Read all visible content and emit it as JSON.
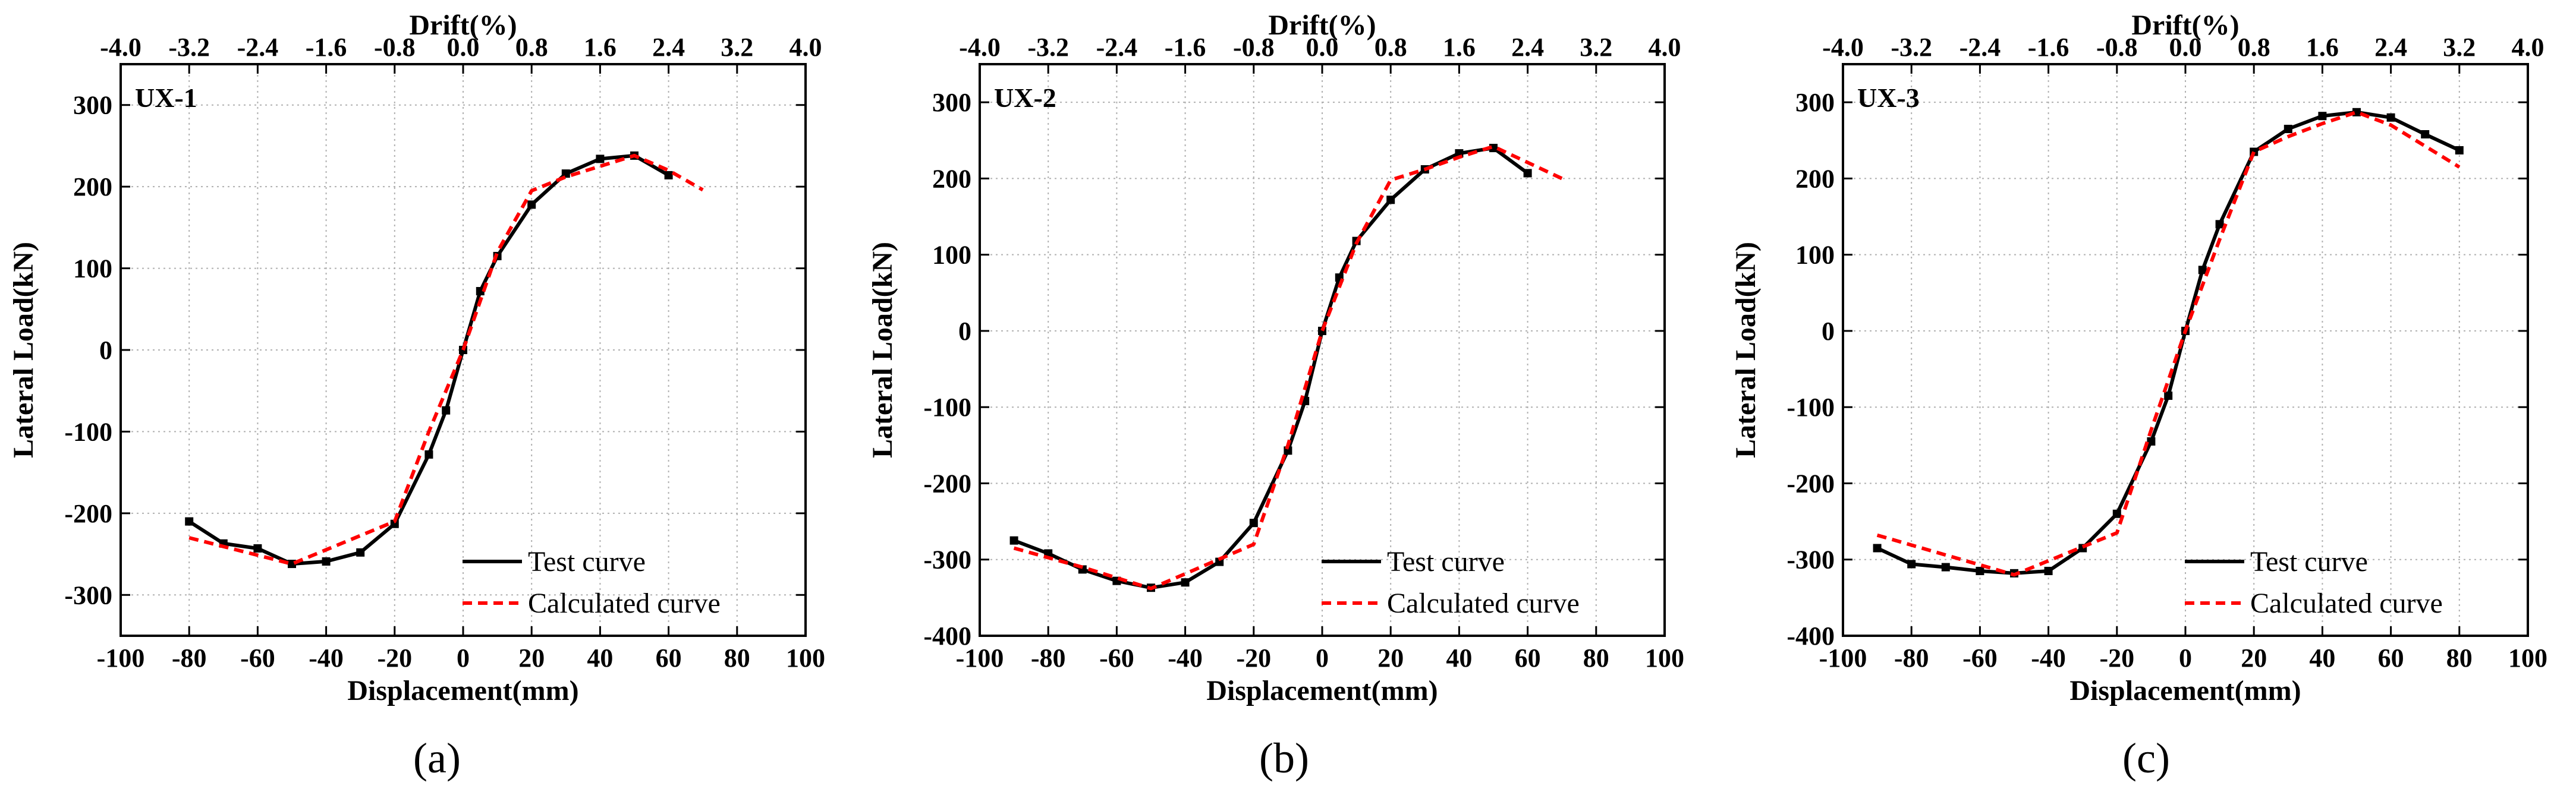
{
  "figure": {
    "captions": [
      "(a)",
      "(b)",
      "(c)"
    ],
    "caption_letters": [
      "a",
      "b",
      "c"
    ]
  },
  "chart_data": [
    {
      "type": "line",
      "label": "UX-1",
      "xlabel": "Displacement(mm)",
      "ylabel": "Lateral Load(kN)",
      "top_xlabel": "Drift(%)",
      "xlim": [
        -100,
        100
      ],
      "ylim": [
        -350,
        350
      ],
      "xticks": [
        -100,
        -80,
        -60,
        -40,
        -20,
        0,
        20,
        40,
        60,
        80,
        100
      ],
      "yticks": [
        -300,
        -200,
        -100,
        0,
        100,
        200,
        300
      ],
      "top_ticks": [
        "-4.0",
        "-3.2",
        "-2.4",
        "-1.6",
        "-0.8",
        "0.0",
        "0.8",
        "1.6",
        "2.4",
        "3.2",
        "4.0"
      ],
      "grid": true,
      "legend_position": "bottom-right",
      "series": [
        {
          "name": "Test curve",
          "color": "#000000",
          "style": "solid",
          "markers": true,
          "x": [
            -80,
            -70,
            -60,
            -50,
            -40,
            -30,
            -20,
            -10,
            -5,
            0,
            5,
            10,
            20,
            30,
            40,
            50,
            60
          ],
          "y": [
            -210,
            -237,
            -243,
            -262,
            -259,
            -248,
            -213,
            -128,
            -74,
            0,
            72,
            115,
            178,
            216,
            234,
            238,
            214
          ]
        },
        {
          "name": "Calculated curve",
          "color": "#ff0000",
          "style": "dashed",
          "markers": false,
          "x": [
            -80,
            -50,
            -20,
            -10,
            0,
            10,
            20,
            30,
            40,
            50,
            60,
            70
          ],
          "y": [
            -230,
            -262,
            -210,
            -100,
            0,
            120,
            195,
            212,
            225,
            238,
            220,
            196
          ]
        }
      ]
    },
    {
      "type": "line",
      "label": "UX-2",
      "xlabel": "Displacement(mm)",
      "ylabel": "Lateral Load(kN)",
      "top_xlabel": "Drift(%)",
      "xlim": [
        -100,
        100
      ],
      "ylim": [
        -400,
        350
      ],
      "xticks": [
        -100,
        -80,
        -60,
        -40,
        -20,
        0,
        20,
        40,
        60,
        80,
        100
      ],
      "yticks": [
        -400,
        -300,
        -200,
        -100,
        0,
        100,
        200,
        300
      ],
      "top_ticks": [
        "-4.0",
        "-3.2",
        "-2.4",
        "-1.6",
        "-0.8",
        "0.0",
        "0.8",
        "1.6",
        "2.4",
        "3.2",
        "4.0"
      ],
      "grid": true,
      "legend_position": "bottom-right",
      "series": [
        {
          "name": "Test curve",
          "color": "#000000",
          "style": "solid",
          "markers": true,
          "x": [
            -90,
            -80,
            -70,
            -60,
            -50,
            -40,
            -30,
            -20,
            -10,
            -5,
            0,
            5,
            10,
            20,
            30,
            40,
            50,
            60
          ],
          "y": [
            -275,
            -292,
            -313,
            -328,
            -337,
            -330,
            -303,
            -252,
            -157,
            -92,
            0,
            70,
            118,
            172,
            212,
            233,
            240,
            207
          ]
        },
        {
          "name": "Calculated curve",
          "color": "#ff0000",
          "style": "dashed",
          "markers": false,
          "x": [
            -90,
            -70,
            -50,
            -20,
            -10,
            0,
            10,
            20,
            30,
            40,
            50,
            70
          ],
          "y": [
            -285,
            -310,
            -338,
            -280,
            -150,
            0,
            115,
            198,
            212,
            228,
            242,
            200
          ]
        }
      ]
    },
    {
      "type": "line",
      "label": "UX-3",
      "xlabel": "Displacement(mm)",
      "ylabel": "Lateral Load(kN)",
      "top_xlabel": "Drift(%)",
      "xlim": [
        -100,
        100
      ],
      "ylim": [
        -400,
        350
      ],
      "xticks": [
        -100,
        -80,
        -60,
        -40,
        -20,
        0,
        20,
        40,
        60,
        80,
        100
      ],
      "yticks": [
        -400,
        -300,
        -200,
        -100,
        0,
        100,
        200,
        300
      ],
      "top_ticks": [
        "-4.0",
        "-3.2",
        "-2.4",
        "-1.6",
        "-0.8",
        "0.0",
        "0.8",
        "1.6",
        "2.4",
        "3.2",
        "4.0"
      ],
      "grid": true,
      "legend_position": "bottom-right",
      "series": [
        {
          "name": "Test curve",
          "color": "#000000",
          "style": "solid",
          "markers": true,
          "x": [
            -90,
            -80,
            -70,
            -60,
            -50,
            -40,
            -30,
            -20,
            -10,
            -5,
            0,
            5,
            10,
            20,
            30,
            40,
            50,
            60,
            70,
            80
          ],
          "y": [
            -285,
            -306,
            -310,
            -315,
            -318,
            -315,
            -285,
            -240,
            -145,
            -85,
            0,
            80,
            140,
            235,
            265,
            282,
            287,
            280,
            258,
            237
          ]
        },
        {
          "name": "Calculated curve",
          "color": "#ff0000",
          "style": "dashed",
          "markers": false,
          "x": [
            -90,
            -50,
            -20,
            -10,
            0,
            10,
            20,
            30,
            40,
            50,
            60,
            80
          ],
          "y": [
            -268,
            -320,
            -265,
            -130,
            0,
            120,
            235,
            255,
            272,
            287,
            270,
            215
          ]
        }
      ]
    }
  ]
}
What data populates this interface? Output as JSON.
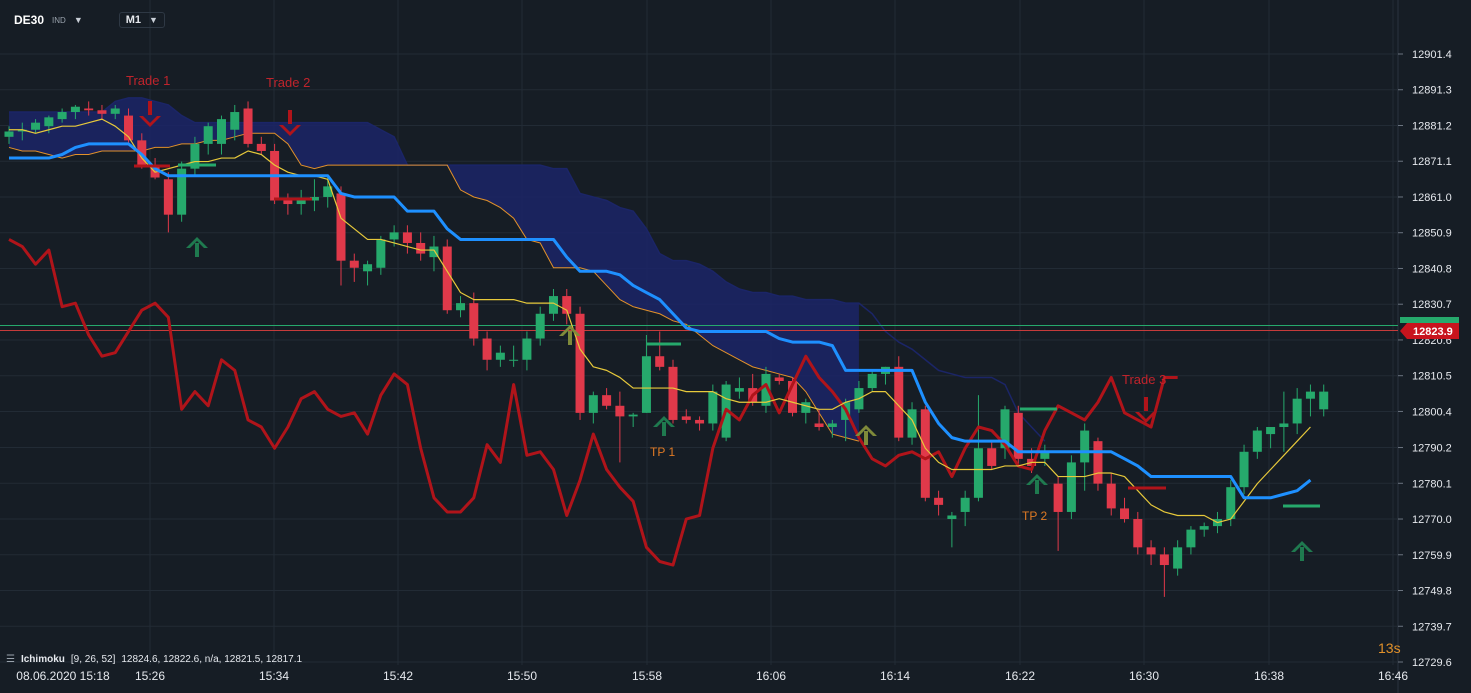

**REQUIREMENT**
Print out the lines exactly, skipping any picture.

**FINAL RESULT**
Read all visible content and emit it as JSON.
{
  "figure": {
    "captions": [
      "(a)",
      "(b)",
      "(c)"
    ],
    "caption_letters": [
      "a",
      "b",
      "c"
    ]
  },
  "chart_data": [
    {
      "type": "line",
      "label": "UX-1",
      "xlabel": "Displacement(mm)",
      "ylabel": "Lateral Load(kN)",
      "top_xlabel": "Drift(%)",
      "xlim": [
        -100,
        100
      ],
      "ylim": [
        -350,
        350
      ],
      "xticks": [
        -100,
        -80,
        -60,
        -40,
        -20,
        0,
        20,
        40,
        60,
        80,
        100
      ],
      "yticks": [
        -300,
        -200,
        -100,
        0,
        100,
        200,
        300
      ],
      "top_ticks": [
        "-4.0",
        "-3.2",
        "-2.4",
        "-1.6",
        "-0.8",
        "0.0",
        "0.8",
        "1.6",
        "2.4",
        "3.2",
        "4.0"
      ],
      "grid": true,
      "legend_position": "bottom-right",
      "series": [
        {
          "name": "Test curve",
          "color": "#000000",
          "style": "solid",
          "markers": true,
          "x": [
            -80,
            -70,
            -60,
            -50,
            -40,
            -30,
            -20,
            -10,
            -5,
            0,
            5,
            10,
            20,
            30,
            40,
            50,
            60
          ],
          "y": [
            -210,
            -237,
            -243,
            -262,
            -259,
            -248,
            -213,
            -128,
            -74,
            0,
            72,
            115,
            178,
            216,
            234,
            238,
            214
          ]
        },
        {
          "name": "Calculated curve",
          "color": "#ff0000",
          "style": "dashed",
          "markers": false,
          "x": [
            -80,
            -50,
            -20,
            -10,
            0,
            10,
            20,
            30,
            40,
            50,
            60,
            70
          ],
          "y": [
            -230,
            -262,
            -210,
            -100,
            0,
            120,
            195,
            212,
            225,
            238,
            220,
            196
          ]
        }
      ]
    },
    {
      "type": "line",
      "label": "UX-2",
      "xlabel": "Displacement(mm)",
      "ylabel": "Lateral Load(kN)",
      "top_xlabel": "Drift(%)",
      "xlim": [
        -100,
        100
      ],
      "ylim": [
        -400,
        350
      ],
      "xticks": [
        -100,
        -80,
        -60,
        -40,
        -20,
        0,
        20,
        40,
        60,
        80,
        100
      ],
      "yticks": [
        -400,
        -300,
        -200,
        -100,
        0,
        100,
        200,
        300
      ],
      "top_ticks": [
        "-4.0",
        "-3.2",
        "-2.4",
        "-1.6",
        "-0.8",
        "0.0",
        "0.8",
        "1.6",
        "2.4",
        "3.2",
        "4.0"
      ],
      "grid": true,
      "legend_position": "bottom-right",
      "series": [
        {
          "name": "Test curve",
          "color": "#000000",
          "style": "solid",
          "markers": true,
          "x": [
            -90,
            -80,
            -70,
            -60,
            -50,
            -40,
            -30,
            -20,
            -10,
            -5,
            0,
            5,
            10,
            20,
            30,
            40,
            50,
            60
          ],
          "y": [
            -275,
            -292,
            -313,
            -328,
            -337,
            -330,
            -303,
            -252,
            -157,
            -92,
            0,
            70,
            118,
            172,
            212,
            233,
            240,
            207
          ]
        },
        {
          "name": "Calculated curve",
          "color": "#ff0000",
          "style": "dashed",
          "markers": false,
          "x": [
            -90,
            -70,
            -50,
            -20,
            -10,
            0,
            10,
            20,
            30,
            40,
            50,
            70
          ],
          "y": [
            -285,
            -310,
            -338,
            -280,
            -150,
            0,
            115,
            198,
            212,
            228,
            242,
            200
          ]
        }
      ]
    },
    {
      "type": "line",
      "label": "UX-3",
      "xlabel": "Displacement(mm)",
      "ylabel": "Lateral Load(kN)",
      "top_xlabel": "Drift(%)",
      "xlim": [
        -100,
        100
      ],
      "ylim": [
        -400,
        350
      ],
      "xticks": [
        -100,
        -80,
        -60,
        -40,
        -20,
        0,
        20,
        40,
        60,
        80,
        100
      ],
      "yticks": [
        -400,
        -300,
        -200,
        -100,
        0,
        100,
        200,
        300
      ],
      "top_ticks": [
        "-4.0",
        "-3.2",
        "-2.4",
        "-1.6",
        "-0.8",
        "0.0",
        "0.8",
        "1.6",
        "2.4",
        "3.2",
        "4.0"
      ],
      "grid": true,
      "legend_position": "bottom-right",
      "series": [
        {
          "name": "Test curve",
          "color": "#000000",
          "style": "solid",
          "markers": true,
          "x": [
            -90,
            -80,
            -70,
            -60,
            -50,
            -40,
            -30,
            -20,
            -10,
            -5,
            0,
            5,
            10,
            20,
            30,
            40,
            50,
            60,
            70,
            80
          ],
          "y": [
            -285,
            -306,
            -310,
            -315,
            -318,
            -315,
            -285,
            -240,
            -145,
            -85,
            0,
            80,
            140,
            235,
            265,
            282,
            287,
            280,
            258,
            237
          ]
        },
        {
          "name": "Calculated curve",
          "color": "#ff0000",
          "style": "dashed",
          "markers": false,
          "x": [
            -90,
            -50,
            -20,
            -10,
            0,
            10,
            20,
            30,
            40,
            50,
            60,
            80
          ],
          "y": [
            -268,
            -320,
            -265,
            -130,
            0,
            120,
            235,
            255,
            272,
            287,
            270,
            215
          ]
        }
      ]
    }
  ]
}
What data populates this interface? Output as JSON.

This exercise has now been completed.